>> BEGIN

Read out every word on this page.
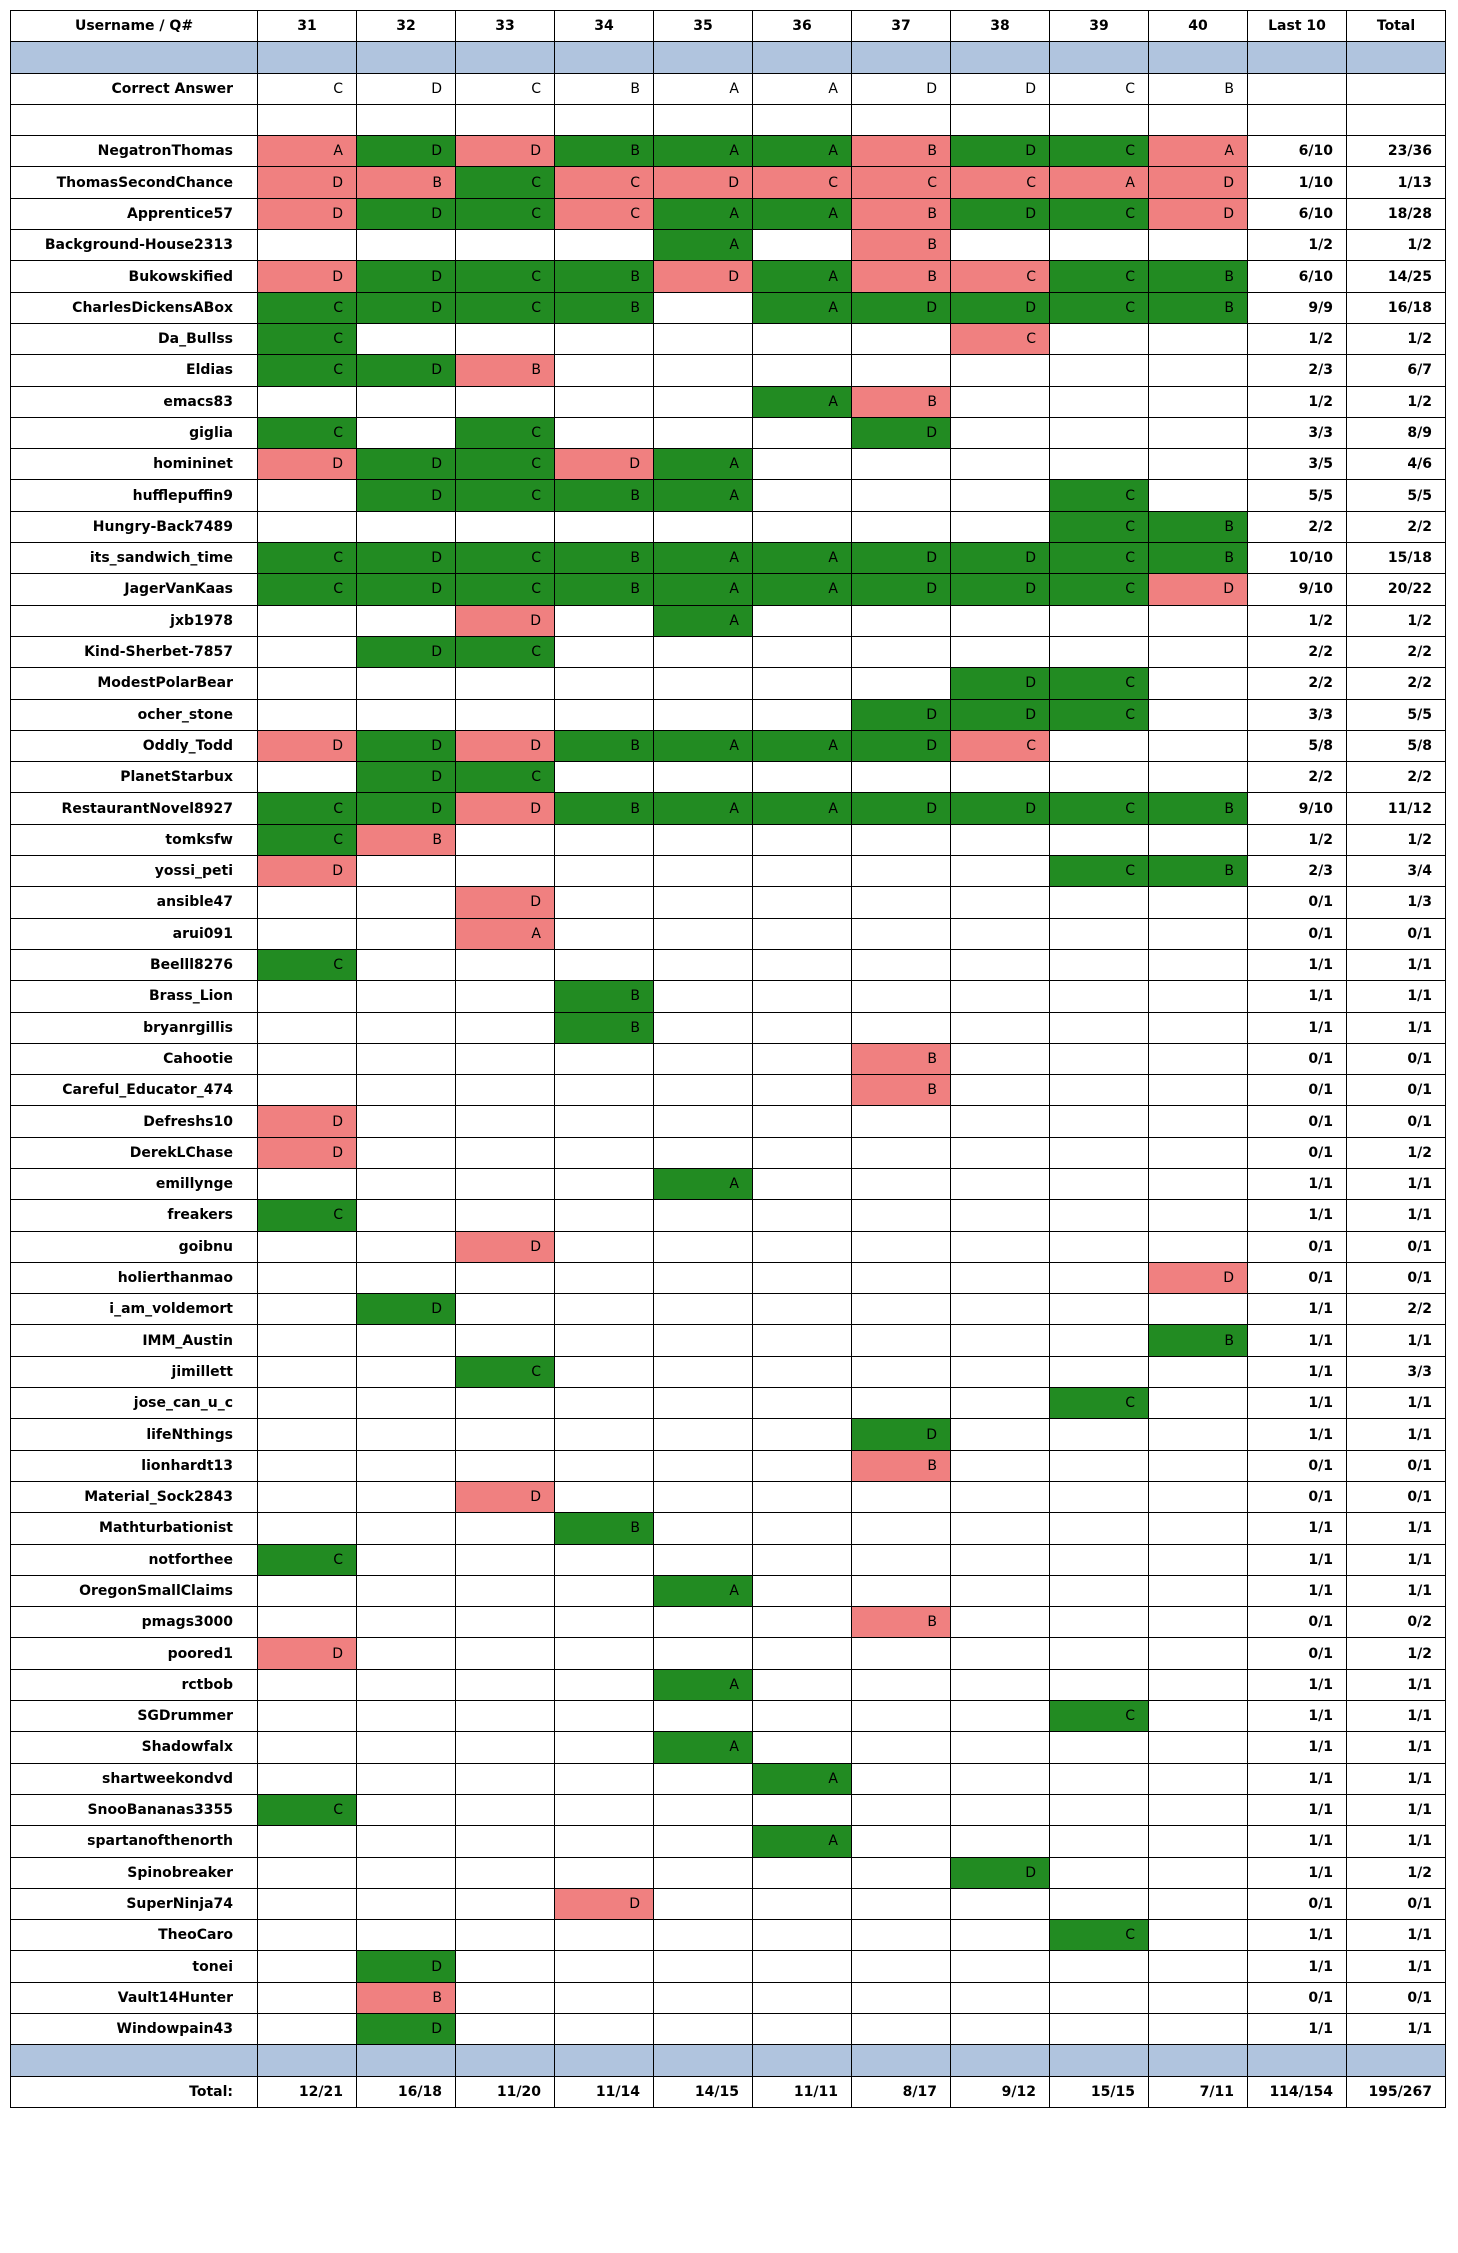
Username / Q#	31	32	33	34	35	36	37	38	39	40	Last 10	Total

Correct Answer	C	D	C	B	A	A	D	D	C	B		

NegatronThomas	A	D	D	B	A	A	B	D	C	A	6/10	23/36
ThomasSecondChance	D	B	C	C	D	C	C	C	A	D	1/10	1/13
Apprentice57	D	D	C	C	A	A	B	D	C	D	6/10	18/28
Background-House2313					A		B				1/2	1/2
Bukowskified	D	D	C	B	D	A	B	C	C	B	6/10	14/25
CharlesDickensABox	C	D	C	B		A	D	D	C	B	9/9	16/18
Da_Bullss	C							C			1/2	1/2
Eldias	C	D	B								2/3	6/7
emacs83						A	B				1/2	1/2
giglia	C		C				D				3/3	8/9
homininеt	D	D	C	D	A						3/5	4/6
hufflepuffin9		D	C	B	A				C		5/5	5/5
Hungry-Back7489									C	B	2/2	2/2
its_sandwich_time	C	D	C	B	A	A	D	D	C	B	10/10	15/18
JagerVanKaas	C	D	C	B	A	A	D	D	C	D	9/10	20/22
jxb1978			D		A						1/2	1/2
Kind-Sherbet-7857		D	C								2/2	2/2
ModestPolarBear								D	C		2/2	2/2
ocher_stone							D	D	C		3/3	5/5
Oddly_Todd	D	D	D	B	A	A	D	C			5/8	5/8
PlanetStarbux		D	C								2/2	2/2
RestaurantNovel8927	C	D	D	B	A	A	D	D	C	B	9/10	11/12
tomksfw	C	B									1/2	1/2
yossi_peti	D								C	B	2/3	3/4
ansible47			D								0/1	1/3
arui091			A								0/1	0/1
Beelll8276	C										1/1	1/1
Brass_Lion				B							1/1	1/1
bryanrgillis				B							1/1	1/1
Cahootie							B				0/1	0/1
Careful_Educator_474							B				0/1	0/1
Defreshs10	D										0/1	0/1
DerekLChase	D										0/1	1/2
emillynge					A						1/1	1/1
freakers	C										1/1	1/1
goibnu			D								0/1	0/1
holierthanmao										D	0/1	0/1
i_am_voldemort		D									1/1	2/2
IMM_Austin										B	1/1	1/1
jimillett			C								1/1	3/3
jose_can_u_c									C		1/1	1/1
lifeNthings							D				1/1	1/1
lionhardt13							B				0/1	0/1
Material_Sock2843			D								0/1	0/1
Mathturbationist				B							1/1	1/1
notforthee	C										1/1	1/1
OregonSmallClaims					A						1/1	1/1
pmags3000							B				0/1	0/2
poored1	D										0/1	1/2
rctbob					A						1/1	1/1
SGDrummer									C		1/1	1/1
Shadowfalx					A						1/1	1/1
shartweekondvd						A					1/1	1/1
SnooBananas3355	C										1/1	1/1
spartanofthenorth						A					1/1	1/1
Spinobreaker								D			1/1	1/2
SuperNinja74				D							0/1	0/1
TheoCaro									C		1/1	1/1
tonei		D									1/1	1/1
Vault14Hunter		B									0/1	0/1
Windowpain43		D									1/1	1/1

Total:	12/21	16/18	11/20	11/14	14/15	11/11	8/17	9/12	15/15	7/11	114/154	195/267
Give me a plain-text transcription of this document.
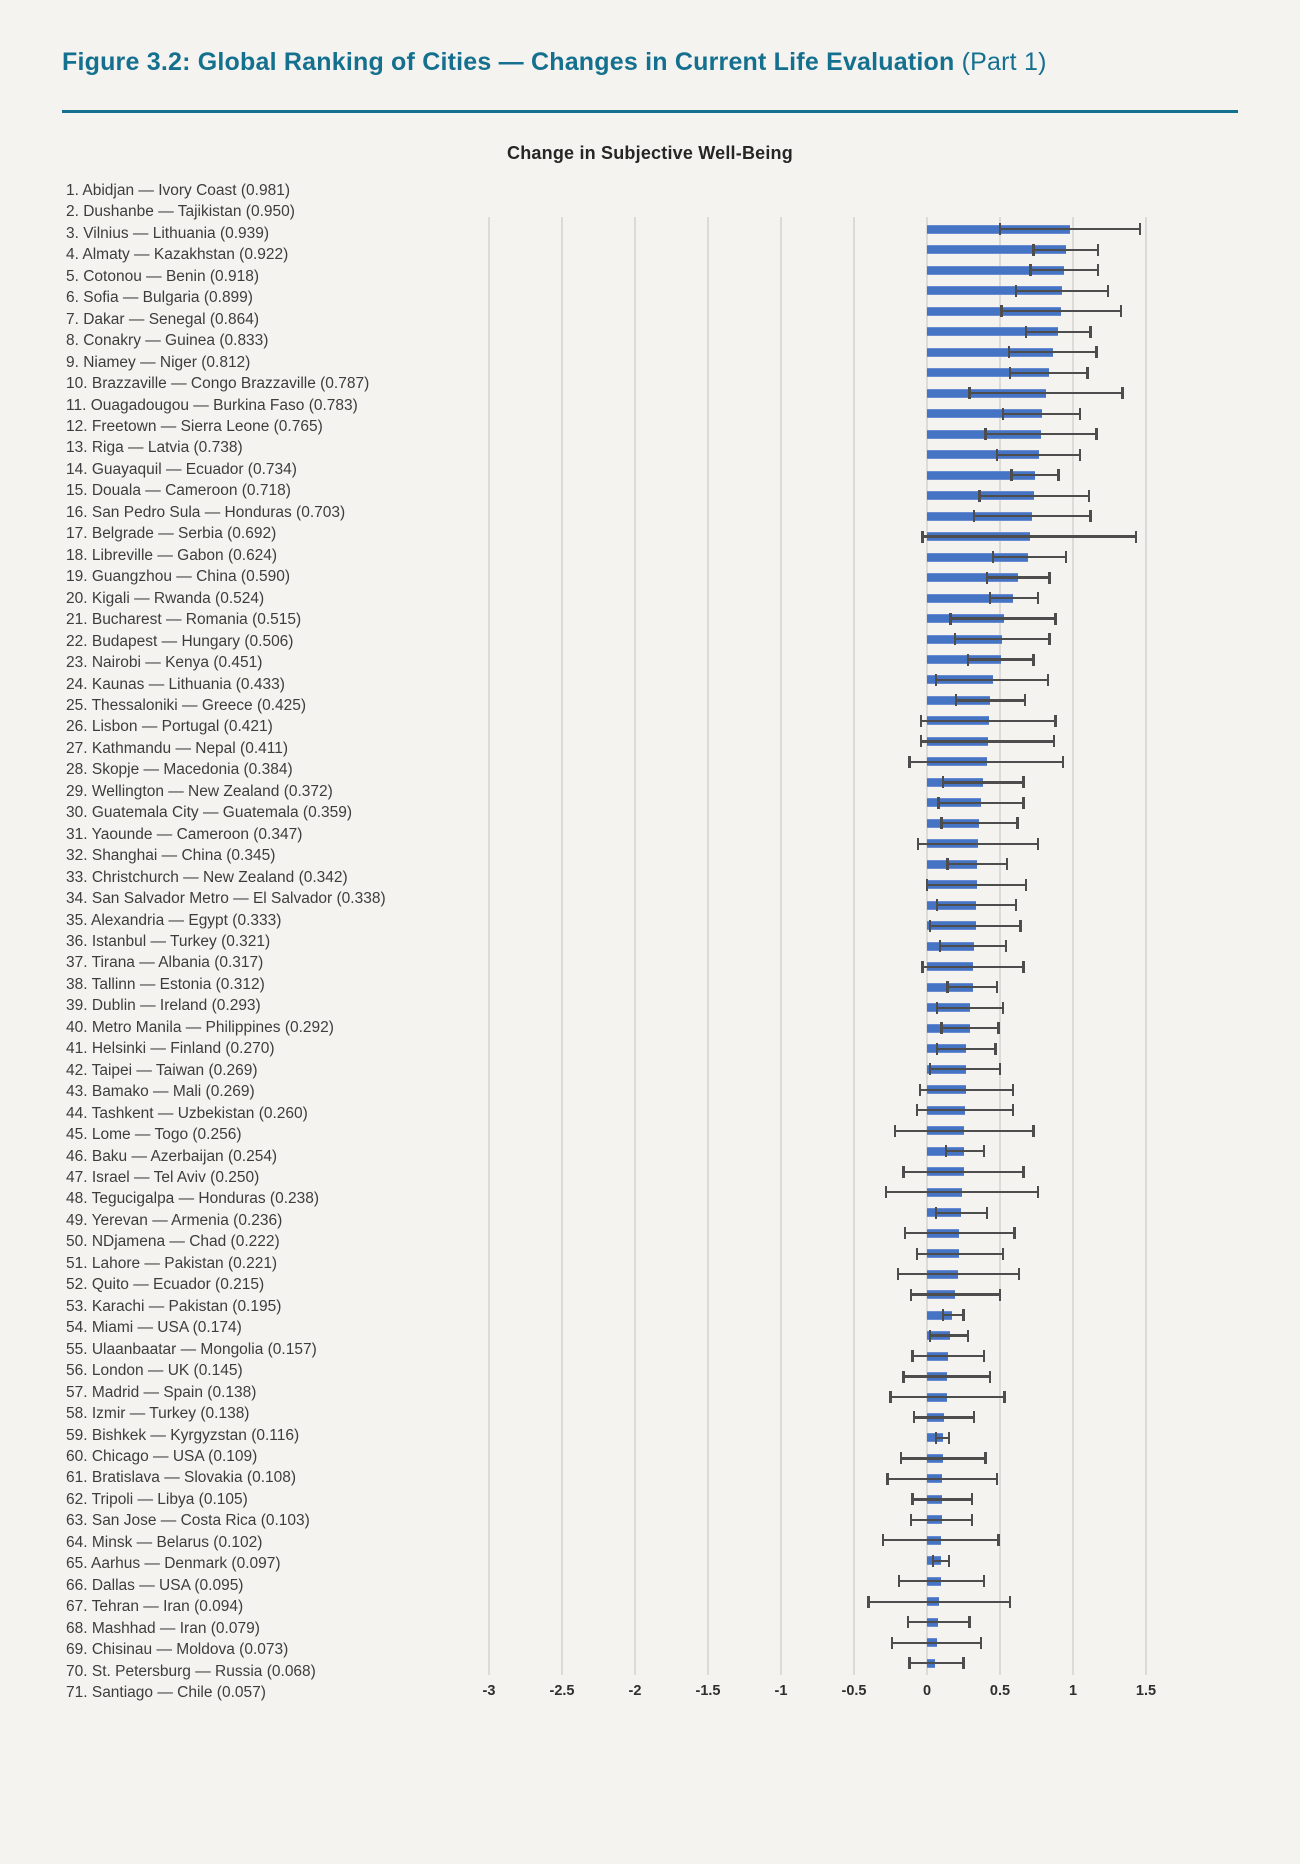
Figure 3.2: Global Ranking of Cities — Changes in Current Life Evaluation (Part 1)
Change in Subjective Well-Being
-3	-2.5	-2	-1.5	-1	-0.5	0	0.5	1	1.5
1. Abidjan — Ivory Coast (0.981)
2. Dushanbe — Tajikistan (0.950)
3. Vilnius — Lithuania (0.939)
4. Almaty — Kazakhstan (0.922)
5. Cotonou — Benin (0.918)
6. Sofia — Bulgaria (0.899)
7. Dakar — Senegal (0.864)
8. Conakry — Guinea (0.833)
9. Niamey — Niger (0.812)
10. Brazzaville — Congo Brazzaville (0.787)
11. Ouagadougou — Burkina Faso (0.783)
12. Freetown — Sierra Leone (0.765)
13. Riga — Latvia (0.738)
14. Guayaquil — Ecuador (0.734)
15. Douala — Cameroon (0.718)
16. San Pedro Sula — Honduras (0.703)
17. Belgrade — Serbia (0.692)
18. Libreville — Gabon (0.624)
19. Guangzhou — China (0.590)
20. Kigali — Rwanda (0.524)
21. Bucharest — Romania (0.515)
22. Budapest — Hungary (0.506)
23. Nairobi — Kenya (0.451)
24. Kaunas — Lithuania (0.433)
25. Thessaloniki — Greece (0.425)
26. Lisbon — Portugal (0.421)
27. Kathmandu — Nepal (0.411)
28. Skopje — Macedonia (0.384)
29. Wellington — New Zealand (0.372)
30. Guatemala City — Guatemala (0.359)
31. Yaounde — Cameroon (0.347)
32. Shanghai — China (0.345)
33. Christchurch — New Zealand (0.342)
34. San Salvador Metro — El Salvador (0.338)
35. Alexandria — Egypt (0.333)
36. Istanbul — Turkey (0.321)
37. Tirana — Albania (0.317)
38. Tallinn — Estonia (0.312)
39. Dublin — Ireland (0.293)
40. Metro Manila — Philippines (0.292)
41. Helsinki — Finland (0.270)
42. Taipei — Taiwan (0.269)
43. Bamako — Mali (0.269)
44. Tashkent — Uzbekistan (0.260)
45. Lome — Togo (0.256)
46. Baku — Azerbaijan (0.254)
47. Israel — Tel Aviv (0.250)
48. Tegucigalpa — Honduras (0.238)
49. Yerevan — Armenia (0.236)
50. NDjamena — Chad (0.222)
51. Lahore — Pakistan (0.221)
52. Quito — Ecuador (0.215)
53. Karachi — Pakistan (0.195)
54. Miami — USA (0.174)
55. Ulaanbaatar — Mongolia (0.157)
56. London — UK (0.145)
57. Madrid — Spain (0.138)
58. Izmir — Turkey (0.138)
59. Bishkek — Kyrgyzstan (0.116)
60. Chicago — USA (0.109)
61. Bratislava — Slovakia (0.108)
62. Tripoli — Libya (0.105)
63. San Jose — Costa Rica (0.103)
64. Minsk — Belarus (0.102)
65. Aarhus — Denmark (0.097)
66. Dallas — USA (0.095)
67. Tehran — Iran (0.094)
68. Mashhad — Iran (0.079)
69. Chisinau — Moldova (0.073)
70. St. Petersburg — Russia (0.068)
71. Santiago — Chile (0.057)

>> END

* _Exercise_:
Write out the material above once more, exactly as it reads, with no pictures.

* _Complete output_:
Read out every word on this page.
Username / Q#	31	32	33	34	35	36	37	38	39	40	Last 10	Total

Correct Answer	C	D	C	B	A	A	D	D	C	B		

NegatronThomas	A	D	D	B	A	A	B	D	C	A	6/10	23/36
ThomasSecondChance	D	B	C	C	D	C	C	C	A	D	1/10	1/13
Apprentice57	D	D	C	C	A	A	B	D	C	D	6/10	18/28
Background-House2313					A		B				1/2	1/2
Bukowskified	D	D	C	B	D	A	B	C	C	B	6/10	14/25
CharlesDickensABox	C	D	C	B		A	D	D	C	B	9/9	16/18
Da_Bullss	C							C			1/2	1/2
Eldias	C	D	B								2/3	6/7
emacs83						A	B				1/2	1/2
giglia	C		C				D				3/3	8/9
homininеt	D	D	C	D	A						3/5	4/6
hufflepuffin9		D	C	B	A				C		5/5	5/5
Hungry-Back7489									C	B	2/2	2/2
its_sandwich_time	C	D	C	B	A	A	D	D	C	B	10/10	15/18
JagerVanKaas	C	D	C	B	A	A	D	D	C	D	9/10	20/22
jxb1978			D		A						1/2	1/2
Kind-Sherbet-7857		D	C								2/2	2/2
ModestPolarBear								D	C		2/2	2/2
ocher_stone							D	D	C		3/3	5/5
Oddly_Todd	D	D	D	B	A	A	D	C			5/8	5/8
PlanetStarbux		D	C								2/2	2/2
RestaurantNovel8927	C	D	D	B	A	A	D	D	C	B	9/10	11/12
tomksfw	C	B									1/2	1/2
yossi_peti	D								C	B	2/3	3/4
ansible47			D								0/1	1/3
arui091			A								0/1	0/1
Beelll8276	C										1/1	1/1
Brass_Lion				B							1/1	1/1
bryanrgillis				B							1/1	1/1
Cahootie							B				0/1	0/1
Careful_Educator_474							B				0/1	0/1
Defreshs10	D										0/1	0/1
DerekLChase	D										0/1	1/2
emillynge					A						1/1	1/1
freakers	C										1/1	1/1
goibnu			D								0/1	0/1
holierthanmao										D	0/1	0/1
i_am_voldemort		D									1/1	2/2
IMM_Austin										B	1/1	1/1
jimillett			C								1/1	3/3
jose_can_u_c									C		1/1	1/1
lifeNthings							D				1/1	1/1
lionhardt13							B				0/1	0/1
Material_Sock2843			D								0/1	0/1
Mathturbationist				B							1/1	1/1
notforthee	C										1/1	1/1
OregonSmallClaims					A						1/1	1/1
pmags3000							B				0/1	0/2
poored1	D										0/1	1/2
rctbob					A						1/1	1/1
SGDrummer									C		1/1	1/1
Shadowfalx					A						1/1	1/1
shartweekondvd						A					1/1	1/1
SnooBananas3355	C										1/1	1/1
spartanofthenorth						A					1/1	1/1
Spinobreaker								D			1/1	1/2
SuperNinja74				D							0/1	0/1
TheoCaro									C		1/1	1/1
tonei		D									1/1	1/1
Vault14Hunter		B									0/1	0/1
Windowpain43		D									1/1	1/1

Total:	12/21	16/18	11/20	11/14	14/15	11/11	8/17	9/12	15/15	7/11	114/154	195/267
Give me a plain-text transcription of this document.
Figure 3.2: Global Ranking of Cities — Changes in Current Life Evaluation (Part 1)
Change in Subjective Well-Being
-3	-2.5	-2	-1.5	-1	-0.5	0	0.5	1	1.5
1. Abidjan — Ivory Coast (0.981)
2. Dushanbe — Tajikistan (0.950)
3. Vilnius — Lithuania (0.939)
4. Almaty — Kazakhstan (0.922)
5. Cotonou — Benin (0.918)
6. Sofia — Bulgaria (0.899)
7. Dakar — Senegal (0.864)
8. Conakry — Guinea (0.833)
9. Niamey — Niger (0.812)
10. Brazzaville — Congo Brazzaville (0.787)
11. Ouagadougou — Burkina Faso (0.783)
12. Freetown — Sierra Leone (0.765)
13. Riga — Latvia (0.738)
14. Guayaquil — Ecuador (0.734)
15. Douala — Cameroon (0.718)
16. San Pedro Sula — Honduras (0.703)
17. Belgrade — Serbia (0.692)
18. Libreville — Gabon (0.624)
19. Guangzhou — China (0.590)
20. Kigali — Rwanda (0.524)
21. Bucharest — Romania (0.515)
22. Budapest — Hungary (0.506)
23. Nairobi — Kenya (0.451)
24. Kaunas — Lithuania (0.433)
25. Thessaloniki — Greece (0.425)
26. Lisbon — Portugal (0.421)
27. Kathmandu — Nepal (0.411)
28. Skopje — Macedonia (0.384)
29. Wellington — New Zealand (0.372)
30. Guatemala City — Guatemala (0.359)
31. Yaounde — Cameroon (0.347)
32. Shanghai — China (0.345)
33. Christchurch — New Zealand (0.342)
34. San Salvador Metro — El Salvador (0.338)
35. Alexandria — Egypt (0.333)
36. Istanbul — Turkey (0.321)
37. Tirana — Albania (0.317)
38. Tallinn — Estonia (0.312)
39. Dublin — Ireland (0.293)
40. Metro Manila — Philippines (0.292)
41. Helsinki — Finland (0.270)
42. Taipei — Taiwan (0.269)
43. Bamako — Mali (0.269)
44. Tashkent — Uzbekistan (0.260)
45. Lome — Togo (0.256)
46. Baku — Azerbaijan (0.254)
47. Israel — Tel Aviv (0.250)
48. Tegucigalpa — Honduras (0.238)
49. Yerevan — Armenia (0.236)
50. NDjamena — Chad (0.222)
51. Lahore — Pakistan (0.221)
52. Quito — Ecuador (0.215)
53. Karachi — Pakistan (0.195)
54. Miami — USA (0.174)
55. Ulaanbaatar — Mongolia (0.157)
56. London — UK (0.145)
57. Madrid — Spain (0.138)
58. Izmir — Turkey (0.138)
59. Bishkek — Kyrgyzstan (0.116)
60. Chicago — USA (0.109)
61. Bratislava — Slovakia (0.108)
62. Tripoli — Libya (0.105)
63. San Jose — Costa Rica (0.103)
64. Minsk — Belarus (0.102)
65. Aarhus — Denmark (0.097)
66. Dallas — USA (0.095)
67. Tehran — Iran (0.094)
68. Mashhad — Iran (0.079)
69. Chisinau — Moldova (0.073)
70. St. Petersburg — Russia (0.068)
71. Santiago — Chile (0.057)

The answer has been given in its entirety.